Retype each entry below exactly as it stands.

======== Task input

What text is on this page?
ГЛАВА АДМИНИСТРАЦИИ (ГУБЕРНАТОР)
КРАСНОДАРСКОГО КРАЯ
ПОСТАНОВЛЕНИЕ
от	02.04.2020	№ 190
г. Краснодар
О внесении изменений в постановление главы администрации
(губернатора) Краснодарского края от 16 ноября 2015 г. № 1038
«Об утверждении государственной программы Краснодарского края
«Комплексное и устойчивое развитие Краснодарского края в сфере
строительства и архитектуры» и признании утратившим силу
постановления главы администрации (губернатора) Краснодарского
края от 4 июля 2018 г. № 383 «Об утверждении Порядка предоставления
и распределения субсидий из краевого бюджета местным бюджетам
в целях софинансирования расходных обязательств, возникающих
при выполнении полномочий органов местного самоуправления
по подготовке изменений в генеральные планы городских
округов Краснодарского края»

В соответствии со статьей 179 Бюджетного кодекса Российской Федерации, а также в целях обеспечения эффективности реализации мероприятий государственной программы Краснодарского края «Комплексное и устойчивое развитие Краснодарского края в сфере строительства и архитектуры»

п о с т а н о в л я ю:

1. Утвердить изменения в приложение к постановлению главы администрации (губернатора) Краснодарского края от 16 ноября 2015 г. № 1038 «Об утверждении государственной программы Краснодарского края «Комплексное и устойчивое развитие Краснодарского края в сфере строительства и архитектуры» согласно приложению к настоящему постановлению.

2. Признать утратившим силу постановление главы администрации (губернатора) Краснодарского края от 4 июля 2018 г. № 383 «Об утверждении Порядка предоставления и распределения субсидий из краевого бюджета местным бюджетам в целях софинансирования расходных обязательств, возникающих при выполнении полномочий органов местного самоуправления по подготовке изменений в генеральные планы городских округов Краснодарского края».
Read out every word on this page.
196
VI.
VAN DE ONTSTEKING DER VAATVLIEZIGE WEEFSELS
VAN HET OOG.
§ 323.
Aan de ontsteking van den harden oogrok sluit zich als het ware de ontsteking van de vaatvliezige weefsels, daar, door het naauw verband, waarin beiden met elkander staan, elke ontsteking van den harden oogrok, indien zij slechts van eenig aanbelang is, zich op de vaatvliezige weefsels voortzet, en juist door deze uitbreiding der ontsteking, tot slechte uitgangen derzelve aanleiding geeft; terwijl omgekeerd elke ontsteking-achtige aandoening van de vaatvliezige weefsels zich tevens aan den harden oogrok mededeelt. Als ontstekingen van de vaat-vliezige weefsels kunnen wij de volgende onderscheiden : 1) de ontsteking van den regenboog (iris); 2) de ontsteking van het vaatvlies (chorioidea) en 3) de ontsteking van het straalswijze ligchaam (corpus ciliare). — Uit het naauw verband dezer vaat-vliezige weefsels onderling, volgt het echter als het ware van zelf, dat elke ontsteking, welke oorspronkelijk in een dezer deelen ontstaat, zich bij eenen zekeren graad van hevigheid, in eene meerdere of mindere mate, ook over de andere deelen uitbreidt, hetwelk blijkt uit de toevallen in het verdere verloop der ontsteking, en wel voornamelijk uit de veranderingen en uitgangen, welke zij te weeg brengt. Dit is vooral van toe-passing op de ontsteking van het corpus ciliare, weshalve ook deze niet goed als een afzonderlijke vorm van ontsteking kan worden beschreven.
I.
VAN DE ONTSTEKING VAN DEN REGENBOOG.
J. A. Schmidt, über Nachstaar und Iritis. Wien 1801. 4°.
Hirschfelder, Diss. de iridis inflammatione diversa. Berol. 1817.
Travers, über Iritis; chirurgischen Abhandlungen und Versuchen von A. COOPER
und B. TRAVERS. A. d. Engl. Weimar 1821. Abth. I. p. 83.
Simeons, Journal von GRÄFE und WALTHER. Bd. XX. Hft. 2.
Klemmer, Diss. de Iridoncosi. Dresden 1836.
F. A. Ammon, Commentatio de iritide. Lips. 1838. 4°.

================

◆ **The response**
What text is on this page?
ГЛАВА АДМИНИСТРАЦИИ (ГУБЕРНАТОР)
КРАСНОДАРСКОГО КРАЯ
ПОСТАНОВЛЕНИЕ
от	02.04.2020	№ 190
г. Краснодар
О внесении изменений в постановление главы администрации
(губернатора) Краснодарского края от 16 ноября 2015 г. № 1038
«Об утверждении государственной программы Краснодарского края
«Комплексное и устойчивое развитие Краснодарского края в сфере
строительства и архитектуры» и признании утратившим силу
постановления главы администрации (губернатора) Краснодарского
края от 4 июля 2018 г. № 383 «Об утверждении Порядка предоставления
и распределения субсидий из краевого бюджета местным бюджетам
в целях софинансирования расходных обязательств, возникающих
при выполнении полномочий органов местного самоуправления
по подготовке изменений в генеральные планы городских
округов Краснодарского края»

В соответствии со статьей 179 Бюджетного кодекса Российской Федерации, а также в целях обеспечения эффективности реализации мероприятий государственной программы Краснодарского края «Комплексное и устойчивое развитие Краснодарского края в сфере строительства и архитектуры»

п о с т а н о в л я ю:

1. Утвердить изменения в приложение к постановлению главы администрации (губернатора) Краснодарского края от 16 ноября 2015 г. № 1038 «Об утверждении государственной программы Краснодарского края «Комплексное и устойчивое развитие Краснодарского края в сфере строительства и архитектуры» согласно приложению к настоящему постановлению.

2. Признать утратившим силу постановление главы администрации (губернатора) Краснодарского края от 4 июля 2018 г. № 383 «Об утверждении Порядка предоставления и распределения субсидий из краевого бюджета местным бюджетам в целях софинансирования расходных обязательств, возникающих при выполнении полномочий органов местного самоуправления по подготовке изменений в генеральные планы городских округов Краснодарского края».
Read out every word on this page.
196
VI.
VAN DE ONTSTEKING DER VAATVLIEZIGE WEEFSELS
VAN HET OOG.
§ 323.
Aan de ontsteking van den harden oogrok sluit zich als het ware de ontsteking van de vaatvliezige weefsels, daar, door het naauw verband, waarin beiden met elkander staan, elke ontsteking van den harden oogrok, indien zij slechts van eenig aanbelang is, zich op de vaatvliezige weefsels voortzet, en juist door deze uitbreiding der ontsteking, tot slechte uitgangen derzelve aanleiding geeft; terwijl omgekeerd elke ontsteking-achtige aandoening van de vaatvliezige weefsels zich tevens aan den harden oogrok mededeelt. Als ontstekingen van de vaat-vliezige weefsels kunnen wij de volgende onderscheiden : 1) de ontsteking van den regenboog (iris); 2) de ontsteking van het vaatvlies (chorioidea) en 3) de ontsteking van het straalswijze ligchaam (corpus ciliare). — Uit het naauw verband dezer vaat-vliezige weefsels onderling, volgt het echter als het ware van zelf, dat elke ontsteking, welke oorspronkelijk in een dezer deelen ontstaat, zich bij eenen zekeren graad van hevigheid, in eene meerdere of mindere mate, ook over de andere deelen uitbreidt, hetwelk blijkt uit de toevallen in het verdere verloop der ontsteking, en wel voornamelijk uit de veranderingen en uitgangen, welke zij te weeg brengt. Dit is vooral van toe-passing op de ontsteking van het corpus ciliare, weshalve ook deze niet goed als een afzonderlijke vorm van ontsteking kan worden beschreven.
I.
VAN DE ONTSTEKING VAN DEN REGENBOOG.
J. A. Schmidt, über Nachstaar und Iritis. Wien 1801. 4°.
Hirschfelder, Diss. de iridis inflammatione diversa. Berol. 1817.
Travers, über Iritis; chirurgischen Abhandlungen und Versuchen von A. COOPER
und B. TRAVERS. A. d. Engl. Weimar 1821. Abth. I. p. 83.
Simeons, Journal von GRÄFE und WALTHER. Bd. XX. Hft. 2.
Klemmer, Diss. de Iridoncosi. Dresden 1836.
F. A. Ammon, Commentatio de iritide. Lips. 1838. 4°.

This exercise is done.